Task to complete: Copy out each line featuring the string "layers" from the entries beneath.

Information supplied:
+++
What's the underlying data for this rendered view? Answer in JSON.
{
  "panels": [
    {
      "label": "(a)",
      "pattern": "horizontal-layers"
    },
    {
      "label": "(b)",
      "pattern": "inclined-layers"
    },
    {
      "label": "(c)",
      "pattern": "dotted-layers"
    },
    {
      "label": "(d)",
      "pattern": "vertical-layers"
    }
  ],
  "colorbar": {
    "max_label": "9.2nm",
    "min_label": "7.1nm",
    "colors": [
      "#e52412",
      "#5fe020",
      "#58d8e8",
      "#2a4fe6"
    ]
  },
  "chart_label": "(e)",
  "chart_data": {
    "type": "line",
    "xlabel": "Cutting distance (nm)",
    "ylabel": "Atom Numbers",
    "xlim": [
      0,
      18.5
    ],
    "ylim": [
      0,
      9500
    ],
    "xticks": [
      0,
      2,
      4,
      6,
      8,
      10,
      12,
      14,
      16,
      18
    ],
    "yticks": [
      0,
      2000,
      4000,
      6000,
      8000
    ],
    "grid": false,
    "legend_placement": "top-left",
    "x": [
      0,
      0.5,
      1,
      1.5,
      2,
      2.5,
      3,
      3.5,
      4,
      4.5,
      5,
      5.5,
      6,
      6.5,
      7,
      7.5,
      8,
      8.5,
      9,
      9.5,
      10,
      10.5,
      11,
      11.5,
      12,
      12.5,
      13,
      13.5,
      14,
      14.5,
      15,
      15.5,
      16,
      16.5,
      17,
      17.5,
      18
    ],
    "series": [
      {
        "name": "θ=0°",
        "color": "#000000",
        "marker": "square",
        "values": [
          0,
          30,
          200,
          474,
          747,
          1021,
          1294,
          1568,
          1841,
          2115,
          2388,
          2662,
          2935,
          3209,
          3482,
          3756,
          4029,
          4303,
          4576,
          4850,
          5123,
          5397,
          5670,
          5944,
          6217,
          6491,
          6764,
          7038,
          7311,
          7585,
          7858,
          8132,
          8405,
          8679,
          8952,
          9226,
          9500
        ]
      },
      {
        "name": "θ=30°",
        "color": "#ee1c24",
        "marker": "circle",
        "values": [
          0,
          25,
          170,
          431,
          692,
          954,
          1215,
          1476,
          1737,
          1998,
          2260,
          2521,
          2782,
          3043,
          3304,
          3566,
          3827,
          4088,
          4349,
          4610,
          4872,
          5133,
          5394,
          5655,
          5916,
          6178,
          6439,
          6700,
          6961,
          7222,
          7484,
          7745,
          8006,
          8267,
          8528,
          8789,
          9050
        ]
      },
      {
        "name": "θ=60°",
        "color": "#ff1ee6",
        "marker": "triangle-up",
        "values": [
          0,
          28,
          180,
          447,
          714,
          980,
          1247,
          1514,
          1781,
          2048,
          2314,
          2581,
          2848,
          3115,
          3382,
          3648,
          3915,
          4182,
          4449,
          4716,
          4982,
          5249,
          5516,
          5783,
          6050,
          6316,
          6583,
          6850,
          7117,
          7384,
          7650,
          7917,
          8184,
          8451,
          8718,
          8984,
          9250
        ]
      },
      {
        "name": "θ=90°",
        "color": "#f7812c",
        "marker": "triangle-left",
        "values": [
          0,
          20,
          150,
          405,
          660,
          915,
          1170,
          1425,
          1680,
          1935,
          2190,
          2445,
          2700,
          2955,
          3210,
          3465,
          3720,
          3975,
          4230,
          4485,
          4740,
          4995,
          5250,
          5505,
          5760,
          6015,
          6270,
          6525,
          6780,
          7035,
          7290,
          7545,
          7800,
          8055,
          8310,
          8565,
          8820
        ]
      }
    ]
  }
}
+++
Worked solution:
      "pattern": "horizontal-layers"
      "pattern": "inclined-layers"
      "pattern": "dotted-layers"
      "pattern": "vertical-layers"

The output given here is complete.